Task to complete:
Extract all lines in the data that contain the word "Union".
--- Begin Records for processing ---
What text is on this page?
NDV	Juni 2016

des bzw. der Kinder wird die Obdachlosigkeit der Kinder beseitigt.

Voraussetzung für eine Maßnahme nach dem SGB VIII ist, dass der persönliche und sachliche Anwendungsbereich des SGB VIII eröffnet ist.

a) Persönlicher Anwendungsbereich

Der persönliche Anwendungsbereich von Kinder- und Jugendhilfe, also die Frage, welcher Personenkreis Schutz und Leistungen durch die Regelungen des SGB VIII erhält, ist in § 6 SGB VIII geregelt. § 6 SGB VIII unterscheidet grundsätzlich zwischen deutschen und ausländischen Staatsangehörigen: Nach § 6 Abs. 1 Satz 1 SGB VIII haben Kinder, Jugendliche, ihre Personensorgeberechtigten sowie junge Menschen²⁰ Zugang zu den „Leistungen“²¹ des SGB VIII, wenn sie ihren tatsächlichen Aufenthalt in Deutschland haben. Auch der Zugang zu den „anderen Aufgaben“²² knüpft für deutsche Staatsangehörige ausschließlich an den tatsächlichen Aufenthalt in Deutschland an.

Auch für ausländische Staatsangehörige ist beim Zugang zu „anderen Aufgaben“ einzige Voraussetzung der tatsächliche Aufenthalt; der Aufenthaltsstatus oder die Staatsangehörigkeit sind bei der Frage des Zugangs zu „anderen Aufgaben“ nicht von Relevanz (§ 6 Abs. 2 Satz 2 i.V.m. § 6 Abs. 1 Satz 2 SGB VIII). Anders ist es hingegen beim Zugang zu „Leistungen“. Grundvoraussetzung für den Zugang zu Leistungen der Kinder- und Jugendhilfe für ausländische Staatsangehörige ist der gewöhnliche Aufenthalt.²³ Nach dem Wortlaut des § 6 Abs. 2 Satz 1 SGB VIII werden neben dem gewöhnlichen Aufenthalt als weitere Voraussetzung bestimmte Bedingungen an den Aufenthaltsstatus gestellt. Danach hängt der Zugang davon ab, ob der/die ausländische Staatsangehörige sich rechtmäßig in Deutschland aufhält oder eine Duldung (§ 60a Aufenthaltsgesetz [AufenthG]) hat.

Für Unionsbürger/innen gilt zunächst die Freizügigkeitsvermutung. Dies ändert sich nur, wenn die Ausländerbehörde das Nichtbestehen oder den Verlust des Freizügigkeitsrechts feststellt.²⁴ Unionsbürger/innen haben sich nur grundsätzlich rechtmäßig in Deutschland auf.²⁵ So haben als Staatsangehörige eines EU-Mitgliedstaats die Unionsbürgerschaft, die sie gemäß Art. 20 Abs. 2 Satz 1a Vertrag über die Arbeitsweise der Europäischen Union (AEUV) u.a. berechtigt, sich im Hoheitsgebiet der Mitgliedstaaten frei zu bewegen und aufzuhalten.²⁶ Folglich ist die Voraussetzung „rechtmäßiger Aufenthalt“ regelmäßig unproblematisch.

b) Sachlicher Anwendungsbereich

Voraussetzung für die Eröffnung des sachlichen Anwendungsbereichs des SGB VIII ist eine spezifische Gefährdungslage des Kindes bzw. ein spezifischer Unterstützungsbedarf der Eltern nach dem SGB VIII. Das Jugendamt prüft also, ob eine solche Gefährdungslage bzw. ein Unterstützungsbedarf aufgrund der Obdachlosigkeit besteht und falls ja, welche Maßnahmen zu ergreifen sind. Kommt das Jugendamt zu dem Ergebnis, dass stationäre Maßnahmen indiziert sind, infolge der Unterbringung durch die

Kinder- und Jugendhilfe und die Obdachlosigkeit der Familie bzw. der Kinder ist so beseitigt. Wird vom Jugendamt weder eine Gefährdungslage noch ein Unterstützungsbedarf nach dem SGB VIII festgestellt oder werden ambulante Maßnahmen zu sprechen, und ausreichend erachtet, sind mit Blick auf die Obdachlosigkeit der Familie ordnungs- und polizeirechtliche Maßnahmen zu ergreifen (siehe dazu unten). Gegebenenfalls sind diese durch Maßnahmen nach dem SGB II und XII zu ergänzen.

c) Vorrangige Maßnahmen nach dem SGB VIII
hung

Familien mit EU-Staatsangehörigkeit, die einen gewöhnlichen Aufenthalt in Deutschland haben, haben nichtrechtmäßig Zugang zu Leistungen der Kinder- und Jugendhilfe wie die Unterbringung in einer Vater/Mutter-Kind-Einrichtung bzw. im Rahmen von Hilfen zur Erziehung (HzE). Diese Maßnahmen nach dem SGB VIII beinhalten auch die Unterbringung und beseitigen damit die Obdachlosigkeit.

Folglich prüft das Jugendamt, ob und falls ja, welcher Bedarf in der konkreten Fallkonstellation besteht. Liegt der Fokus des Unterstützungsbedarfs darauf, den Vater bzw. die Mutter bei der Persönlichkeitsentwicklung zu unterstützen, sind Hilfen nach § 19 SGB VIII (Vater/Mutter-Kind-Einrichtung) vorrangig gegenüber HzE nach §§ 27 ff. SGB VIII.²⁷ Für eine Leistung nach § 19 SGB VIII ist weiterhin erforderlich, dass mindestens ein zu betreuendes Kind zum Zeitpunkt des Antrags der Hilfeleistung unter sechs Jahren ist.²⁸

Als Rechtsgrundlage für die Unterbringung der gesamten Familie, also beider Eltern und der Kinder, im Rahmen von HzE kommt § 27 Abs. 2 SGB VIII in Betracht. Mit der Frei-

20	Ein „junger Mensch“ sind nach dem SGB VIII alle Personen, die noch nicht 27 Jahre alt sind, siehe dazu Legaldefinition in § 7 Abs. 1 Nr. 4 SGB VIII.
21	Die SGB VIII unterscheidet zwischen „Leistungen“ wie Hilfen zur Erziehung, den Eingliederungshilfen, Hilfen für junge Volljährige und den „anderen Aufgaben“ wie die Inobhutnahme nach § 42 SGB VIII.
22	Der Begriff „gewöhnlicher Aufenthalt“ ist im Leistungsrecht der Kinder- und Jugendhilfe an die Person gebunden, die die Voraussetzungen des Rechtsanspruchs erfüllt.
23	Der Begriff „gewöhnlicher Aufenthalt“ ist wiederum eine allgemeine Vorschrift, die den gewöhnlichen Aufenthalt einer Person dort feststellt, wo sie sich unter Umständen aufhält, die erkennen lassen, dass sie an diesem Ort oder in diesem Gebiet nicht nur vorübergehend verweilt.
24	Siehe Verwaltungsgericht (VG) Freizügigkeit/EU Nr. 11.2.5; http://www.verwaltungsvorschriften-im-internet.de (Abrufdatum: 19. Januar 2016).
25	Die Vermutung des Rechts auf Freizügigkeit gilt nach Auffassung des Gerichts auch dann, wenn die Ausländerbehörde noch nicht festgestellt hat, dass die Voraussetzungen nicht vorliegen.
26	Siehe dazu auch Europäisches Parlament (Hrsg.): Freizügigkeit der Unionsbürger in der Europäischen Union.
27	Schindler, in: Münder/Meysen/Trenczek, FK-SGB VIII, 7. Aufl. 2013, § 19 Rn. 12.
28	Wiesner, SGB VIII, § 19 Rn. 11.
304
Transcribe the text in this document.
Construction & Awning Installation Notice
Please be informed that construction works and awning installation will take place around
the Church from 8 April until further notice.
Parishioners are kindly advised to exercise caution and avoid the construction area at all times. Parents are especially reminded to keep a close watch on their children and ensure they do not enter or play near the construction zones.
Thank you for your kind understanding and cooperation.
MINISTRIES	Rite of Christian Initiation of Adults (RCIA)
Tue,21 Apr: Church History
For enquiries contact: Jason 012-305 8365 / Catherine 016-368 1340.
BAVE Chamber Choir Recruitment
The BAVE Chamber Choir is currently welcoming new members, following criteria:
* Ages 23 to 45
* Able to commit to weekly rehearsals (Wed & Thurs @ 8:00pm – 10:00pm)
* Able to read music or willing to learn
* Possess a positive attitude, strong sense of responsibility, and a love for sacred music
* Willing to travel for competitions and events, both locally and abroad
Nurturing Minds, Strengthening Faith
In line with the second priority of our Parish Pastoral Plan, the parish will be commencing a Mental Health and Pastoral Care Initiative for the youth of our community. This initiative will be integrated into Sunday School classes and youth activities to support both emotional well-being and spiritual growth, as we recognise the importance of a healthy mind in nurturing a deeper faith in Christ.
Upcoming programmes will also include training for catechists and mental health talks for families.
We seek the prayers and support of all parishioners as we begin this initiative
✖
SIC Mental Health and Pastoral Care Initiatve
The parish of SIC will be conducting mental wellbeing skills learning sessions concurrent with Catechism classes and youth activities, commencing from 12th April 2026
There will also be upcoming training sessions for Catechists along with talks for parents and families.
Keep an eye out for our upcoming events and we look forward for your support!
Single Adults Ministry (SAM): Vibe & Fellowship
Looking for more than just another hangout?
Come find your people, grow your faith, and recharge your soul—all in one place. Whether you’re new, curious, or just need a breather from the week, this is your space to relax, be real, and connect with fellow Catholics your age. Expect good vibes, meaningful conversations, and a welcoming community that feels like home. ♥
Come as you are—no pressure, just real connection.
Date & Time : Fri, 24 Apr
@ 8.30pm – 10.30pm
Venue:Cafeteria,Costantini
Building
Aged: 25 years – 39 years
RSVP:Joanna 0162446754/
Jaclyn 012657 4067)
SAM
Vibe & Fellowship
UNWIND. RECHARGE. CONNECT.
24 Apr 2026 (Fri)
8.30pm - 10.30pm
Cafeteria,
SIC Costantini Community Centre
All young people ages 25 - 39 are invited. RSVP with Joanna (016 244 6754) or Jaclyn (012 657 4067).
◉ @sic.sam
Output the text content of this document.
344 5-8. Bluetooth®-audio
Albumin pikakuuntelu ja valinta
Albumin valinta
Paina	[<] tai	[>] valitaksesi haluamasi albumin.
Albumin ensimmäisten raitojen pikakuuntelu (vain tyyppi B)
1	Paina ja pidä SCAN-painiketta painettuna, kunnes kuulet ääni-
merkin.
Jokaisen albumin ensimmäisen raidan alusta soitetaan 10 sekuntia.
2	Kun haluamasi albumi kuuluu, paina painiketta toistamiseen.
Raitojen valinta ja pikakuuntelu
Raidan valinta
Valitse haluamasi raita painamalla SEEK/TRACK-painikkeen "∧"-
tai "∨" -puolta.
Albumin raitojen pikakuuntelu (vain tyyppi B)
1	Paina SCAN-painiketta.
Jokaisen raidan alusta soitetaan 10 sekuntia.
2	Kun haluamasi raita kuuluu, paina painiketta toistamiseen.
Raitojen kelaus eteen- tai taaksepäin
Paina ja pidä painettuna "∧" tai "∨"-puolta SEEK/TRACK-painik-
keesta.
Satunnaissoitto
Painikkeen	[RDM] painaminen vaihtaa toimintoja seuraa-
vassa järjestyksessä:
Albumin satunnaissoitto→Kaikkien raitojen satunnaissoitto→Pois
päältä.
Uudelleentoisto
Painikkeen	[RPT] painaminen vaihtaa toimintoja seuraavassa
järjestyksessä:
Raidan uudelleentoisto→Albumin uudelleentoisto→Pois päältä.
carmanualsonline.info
--- End Records for processing ---
Answer to the task:
Für Unionsbürger/innen gilt zunächst die Freizügigkeitsvermutung. Dies ändert sich nur, wenn die Ausländerbehörde das Nichtbestehen oder den Verlust des Freizügigkeitsrechts feststellt.²⁴ Unionsbürger/innen haben sich nur grundsätzlich rechtmäßig in Deutschland auf.²⁵ So haben als Staatsangehörige eines EU-Mitgliedstaats die Unionsbürgerschaft, die sie gemäß Art. 20 Abs. 2 Satz 1a Vertrag über die Arbeitsweise der Europäischen Union (AEUV) u.a. berechtigt, sich im Hoheitsgebiet der Mitgliedstaaten frei zu bewegen und aufzuhalten.²⁶ Folglich ist die Voraussetzung „rechtmäßiger Aufenthalt“ regelmäßig unproblematisch.
26	Siehe dazu auch Europäisches Parlament (Hrsg.): Freizügigkeit der Unionsbürger in der Europäischen Union.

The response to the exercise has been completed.